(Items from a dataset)
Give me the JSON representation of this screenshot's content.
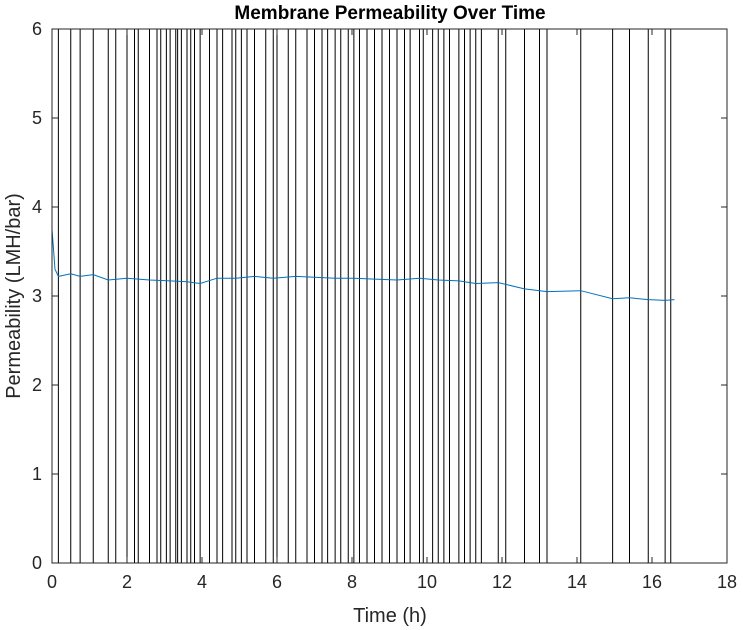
{
  "chart_data": {
    "type": "line",
    "title": "Membrane Permeability Over Time",
    "xlabel": "Time (h)",
    "ylabel": "Permeability (LMH/bar)",
    "xlim": [
      0,
      18
    ],
    "ylim": [
      0,
      6
    ],
    "xticks": [
      "0",
      "2",
      "4",
      "6",
      "8",
      "10",
      "12",
      "14",
      "16",
      "18"
    ],
    "yticks": [
      "0",
      "1",
      "2",
      "3",
      "4",
      "5",
      "6"
    ],
    "grid": false,
    "legend": "none",
    "series_color": "#0072BD",
    "event_line_color": "#000000",
    "event_lines_x": [
      0.17,
      0.5,
      0.75,
      1.1,
      1.5,
      1.7,
      2.0,
      2.2,
      2.3,
      2.6,
      2.8,
      2.9,
      3.05,
      3.15,
      3.3,
      3.35,
      3.45,
      3.6,
      3.7,
      3.8,
      3.95,
      4.2,
      4.4,
      4.55,
      4.8,
      4.9,
      5.05,
      5.2,
      5.4,
      5.7,
      5.9,
      6.0,
      6.3,
      6.5,
      6.8,
      7.0,
      7.2,
      7.35,
      7.55,
      7.7,
      7.9,
      8.05,
      8.2,
      8.4,
      8.6,
      8.8,
      9.0,
      9.2,
      9.4,
      9.55,
      9.8,
      9.9,
      10.15,
      10.3,
      10.45,
      10.6,
      10.85,
      11.0,
      11.15,
      11.3,
      11.45,
      11.9,
      12.1,
      12.6,
      13.0,
      13.2,
      14.1,
      14.95,
      15.4,
      15.9,
      16.35,
      16.5
    ],
    "series": [
      {
        "x": [
          0.0,
          0.08,
          0.17,
          0.5,
          0.75,
          1.1,
          1.5,
          2.0,
          2.6,
          3.15,
          3.6,
          3.95,
          4.4,
          4.9,
          5.4,
          5.9,
          6.5,
          7.0,
          7.55,
          8.05,
          8.6,
          9.2,
          9.8,
          10.3,
          10.85,
          11.3,
          11.9,
          12.6,
          13.2,
          14.1,
          14.95,
          15.4,
          15.9,
          16.35,
          16.6
        ],
        "y": [
          3.75,
          3.3,
          3.22,
          3.25,
          3.22,
          3.24,
          3.18,
          3.2,
          3.18,
          3.17,
          3.16,
          3.14,
          3.2,
          3.2,
          3.22,
          3.2,
          3.22,
          3.21,
          3.2,
          3.2,
          3.19,
          3.18,
          3.2,
          3.18,
          3.17,
          3.14,
          3.15,
          3.08,
          3.05,
          3.06,
          2.97,
          2.98,
          2.96,
          2.95,
          2.96
        ]
      }
    ]
  }
}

◆ Request ◆
Copy every line that includes the string "Permeability" from the material above.

◆ Result ◆
    "title": "Membrane Permeability Over Time",
    "ylabel": "Permeability (LMH/bar)",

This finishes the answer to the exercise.